[Dataset items]
==================================================
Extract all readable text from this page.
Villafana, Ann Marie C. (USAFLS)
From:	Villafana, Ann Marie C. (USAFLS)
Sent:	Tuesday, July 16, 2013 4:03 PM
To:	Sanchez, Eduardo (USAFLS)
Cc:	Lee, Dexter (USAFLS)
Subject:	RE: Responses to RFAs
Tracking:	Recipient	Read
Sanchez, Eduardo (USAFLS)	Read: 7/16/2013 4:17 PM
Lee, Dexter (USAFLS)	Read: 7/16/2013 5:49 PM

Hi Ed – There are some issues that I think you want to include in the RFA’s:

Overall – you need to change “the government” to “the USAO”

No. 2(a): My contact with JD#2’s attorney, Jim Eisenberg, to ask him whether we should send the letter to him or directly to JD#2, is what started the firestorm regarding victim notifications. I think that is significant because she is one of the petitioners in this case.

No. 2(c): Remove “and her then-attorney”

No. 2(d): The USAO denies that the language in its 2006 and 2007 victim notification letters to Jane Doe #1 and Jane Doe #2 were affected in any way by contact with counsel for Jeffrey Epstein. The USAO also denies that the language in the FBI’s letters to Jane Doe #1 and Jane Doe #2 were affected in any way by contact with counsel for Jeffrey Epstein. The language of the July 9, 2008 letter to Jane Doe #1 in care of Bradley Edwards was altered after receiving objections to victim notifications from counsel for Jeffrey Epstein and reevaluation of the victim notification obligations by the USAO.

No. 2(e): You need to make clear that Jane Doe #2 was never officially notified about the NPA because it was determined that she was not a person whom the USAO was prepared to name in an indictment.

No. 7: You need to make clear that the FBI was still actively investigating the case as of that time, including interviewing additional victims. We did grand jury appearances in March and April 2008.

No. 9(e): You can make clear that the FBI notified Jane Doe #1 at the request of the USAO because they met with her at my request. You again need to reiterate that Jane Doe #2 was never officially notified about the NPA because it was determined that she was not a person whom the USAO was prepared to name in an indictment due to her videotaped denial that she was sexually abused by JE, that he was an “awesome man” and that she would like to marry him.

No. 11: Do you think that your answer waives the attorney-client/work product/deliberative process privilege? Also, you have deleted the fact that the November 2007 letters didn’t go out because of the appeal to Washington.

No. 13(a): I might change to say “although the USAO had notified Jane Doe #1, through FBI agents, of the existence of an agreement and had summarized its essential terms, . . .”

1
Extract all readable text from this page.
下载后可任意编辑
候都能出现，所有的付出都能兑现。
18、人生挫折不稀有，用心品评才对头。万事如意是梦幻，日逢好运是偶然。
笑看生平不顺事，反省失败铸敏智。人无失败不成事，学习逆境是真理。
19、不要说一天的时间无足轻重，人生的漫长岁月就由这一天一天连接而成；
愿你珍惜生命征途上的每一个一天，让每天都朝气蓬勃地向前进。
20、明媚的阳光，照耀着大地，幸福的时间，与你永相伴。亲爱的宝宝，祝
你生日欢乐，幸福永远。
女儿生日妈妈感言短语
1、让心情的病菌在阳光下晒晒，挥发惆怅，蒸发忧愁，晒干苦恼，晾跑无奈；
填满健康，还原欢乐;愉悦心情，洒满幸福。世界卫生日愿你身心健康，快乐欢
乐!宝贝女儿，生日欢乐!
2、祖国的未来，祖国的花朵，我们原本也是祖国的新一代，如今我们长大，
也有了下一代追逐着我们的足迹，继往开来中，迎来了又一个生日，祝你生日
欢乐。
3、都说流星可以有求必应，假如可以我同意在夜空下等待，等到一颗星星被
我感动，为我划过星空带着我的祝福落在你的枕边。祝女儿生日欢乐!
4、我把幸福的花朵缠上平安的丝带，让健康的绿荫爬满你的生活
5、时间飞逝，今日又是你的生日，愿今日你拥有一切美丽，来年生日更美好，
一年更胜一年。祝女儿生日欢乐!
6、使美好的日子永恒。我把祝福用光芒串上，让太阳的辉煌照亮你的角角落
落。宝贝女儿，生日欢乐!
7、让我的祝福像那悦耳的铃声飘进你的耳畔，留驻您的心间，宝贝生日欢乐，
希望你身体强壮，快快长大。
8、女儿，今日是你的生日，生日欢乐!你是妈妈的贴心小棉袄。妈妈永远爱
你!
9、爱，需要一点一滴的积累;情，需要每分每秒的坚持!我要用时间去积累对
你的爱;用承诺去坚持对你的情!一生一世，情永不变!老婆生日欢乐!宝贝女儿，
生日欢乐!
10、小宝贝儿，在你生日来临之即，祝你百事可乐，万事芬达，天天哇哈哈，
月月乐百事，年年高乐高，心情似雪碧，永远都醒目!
==================================================
**REQUIREMENT**
Find how many lines of the material carry the string "Marie". Only the number should be in the answer.

**REPLY TO THE TASK**
2